Data entries
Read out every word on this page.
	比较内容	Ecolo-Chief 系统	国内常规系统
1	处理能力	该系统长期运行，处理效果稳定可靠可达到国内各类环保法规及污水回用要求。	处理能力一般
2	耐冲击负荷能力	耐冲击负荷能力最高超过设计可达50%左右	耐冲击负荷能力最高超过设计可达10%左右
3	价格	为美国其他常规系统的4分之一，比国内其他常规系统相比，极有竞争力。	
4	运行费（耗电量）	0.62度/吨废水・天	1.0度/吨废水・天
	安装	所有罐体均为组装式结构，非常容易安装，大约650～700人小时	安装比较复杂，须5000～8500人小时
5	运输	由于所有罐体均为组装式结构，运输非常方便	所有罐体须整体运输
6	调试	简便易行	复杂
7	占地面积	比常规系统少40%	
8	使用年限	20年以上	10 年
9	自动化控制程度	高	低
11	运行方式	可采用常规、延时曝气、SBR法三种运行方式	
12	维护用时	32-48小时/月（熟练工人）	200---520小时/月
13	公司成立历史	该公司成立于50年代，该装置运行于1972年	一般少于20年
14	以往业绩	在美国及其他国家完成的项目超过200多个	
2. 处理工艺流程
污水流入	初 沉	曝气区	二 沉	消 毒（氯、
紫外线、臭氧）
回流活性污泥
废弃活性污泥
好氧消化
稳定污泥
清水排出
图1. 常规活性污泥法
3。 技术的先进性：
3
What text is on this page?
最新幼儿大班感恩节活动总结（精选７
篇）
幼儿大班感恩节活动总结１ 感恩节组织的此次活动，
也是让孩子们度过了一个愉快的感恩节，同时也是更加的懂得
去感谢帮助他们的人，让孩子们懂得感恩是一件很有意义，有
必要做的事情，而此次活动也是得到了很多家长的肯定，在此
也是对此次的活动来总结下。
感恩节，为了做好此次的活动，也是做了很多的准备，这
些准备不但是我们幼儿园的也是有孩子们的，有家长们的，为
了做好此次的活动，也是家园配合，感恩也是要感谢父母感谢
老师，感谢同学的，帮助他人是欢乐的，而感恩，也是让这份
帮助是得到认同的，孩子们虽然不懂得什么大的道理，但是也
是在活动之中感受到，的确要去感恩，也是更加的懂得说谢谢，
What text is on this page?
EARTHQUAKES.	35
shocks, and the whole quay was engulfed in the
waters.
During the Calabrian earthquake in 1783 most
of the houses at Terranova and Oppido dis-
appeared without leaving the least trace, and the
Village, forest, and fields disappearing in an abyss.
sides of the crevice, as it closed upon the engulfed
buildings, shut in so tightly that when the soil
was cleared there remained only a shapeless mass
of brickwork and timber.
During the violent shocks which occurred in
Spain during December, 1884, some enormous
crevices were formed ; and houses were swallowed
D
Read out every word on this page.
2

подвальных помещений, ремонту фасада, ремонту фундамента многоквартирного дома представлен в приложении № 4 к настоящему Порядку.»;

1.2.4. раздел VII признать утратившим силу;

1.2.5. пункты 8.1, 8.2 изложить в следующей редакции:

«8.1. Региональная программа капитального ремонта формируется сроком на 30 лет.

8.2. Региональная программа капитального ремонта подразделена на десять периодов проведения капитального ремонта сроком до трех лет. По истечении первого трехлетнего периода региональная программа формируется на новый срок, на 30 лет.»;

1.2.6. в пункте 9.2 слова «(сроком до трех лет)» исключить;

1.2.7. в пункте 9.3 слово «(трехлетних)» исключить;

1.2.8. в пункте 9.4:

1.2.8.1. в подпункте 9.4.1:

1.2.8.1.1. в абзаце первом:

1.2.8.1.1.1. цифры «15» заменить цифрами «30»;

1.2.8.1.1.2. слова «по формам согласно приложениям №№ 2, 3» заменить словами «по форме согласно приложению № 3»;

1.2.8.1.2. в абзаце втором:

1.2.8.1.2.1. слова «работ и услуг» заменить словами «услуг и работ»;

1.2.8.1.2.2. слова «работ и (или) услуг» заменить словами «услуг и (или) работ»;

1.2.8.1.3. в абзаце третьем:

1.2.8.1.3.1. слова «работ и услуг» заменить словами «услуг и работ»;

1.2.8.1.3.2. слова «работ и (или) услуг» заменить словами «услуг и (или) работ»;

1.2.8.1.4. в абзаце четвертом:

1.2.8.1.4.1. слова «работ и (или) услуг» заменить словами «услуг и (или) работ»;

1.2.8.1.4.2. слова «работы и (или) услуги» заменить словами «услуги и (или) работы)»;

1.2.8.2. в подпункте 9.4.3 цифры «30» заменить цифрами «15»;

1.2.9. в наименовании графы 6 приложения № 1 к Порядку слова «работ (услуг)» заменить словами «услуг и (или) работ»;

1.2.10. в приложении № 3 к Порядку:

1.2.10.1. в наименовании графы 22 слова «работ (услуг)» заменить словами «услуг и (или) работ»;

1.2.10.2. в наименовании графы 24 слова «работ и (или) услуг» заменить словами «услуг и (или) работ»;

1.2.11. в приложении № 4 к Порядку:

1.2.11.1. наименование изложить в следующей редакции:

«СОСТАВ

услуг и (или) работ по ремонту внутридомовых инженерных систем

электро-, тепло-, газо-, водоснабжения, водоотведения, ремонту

REQUIRED TASK
Within the listing above, copy each line that has the string "словами".

ANSWER TO THIS TASK
1.2.8.1.1.2. слова «по формам согласно приложениям №№ 2, 3» заменить словами «по форме согласно приложению № 3»;
1.2.8.1.2.1. слова «работ и услуг» заменить словами «услуг и работ»;
1.2.8.1.2.2. слова «работ и (или) услуг» заменить словами «услуг и (или) работ»;
1.2.8.1.3.1. слова «работ и услуг» заменить словами «услуг и работ»;
1.2.8.1.3.2. слова «работ и (или) услуг» заменить словами «услуг и (или) работ»;
1.2.8.1.4.1. слова «работ и (или) услуг» заменить словами «услуг и (или) работ»;
1.2.8.1.4.2. слова «работы и (или) услуги» заменить словами «услуги и (или) работы)»;
1.2.9. в наименовании графы 6 приложения № 1 к Порядку слова «работ (услуг)» заменить словами «услуг и (или) работ»;
1.2.10.1. в наименовании графы 22 слова «работ (услуг)» заменить словами «услуг и (или) работ»;
1.2.10.2. в наименовании графы 24 слова «работ и (или) услуг» заменить словами «услуг и (или) работ»;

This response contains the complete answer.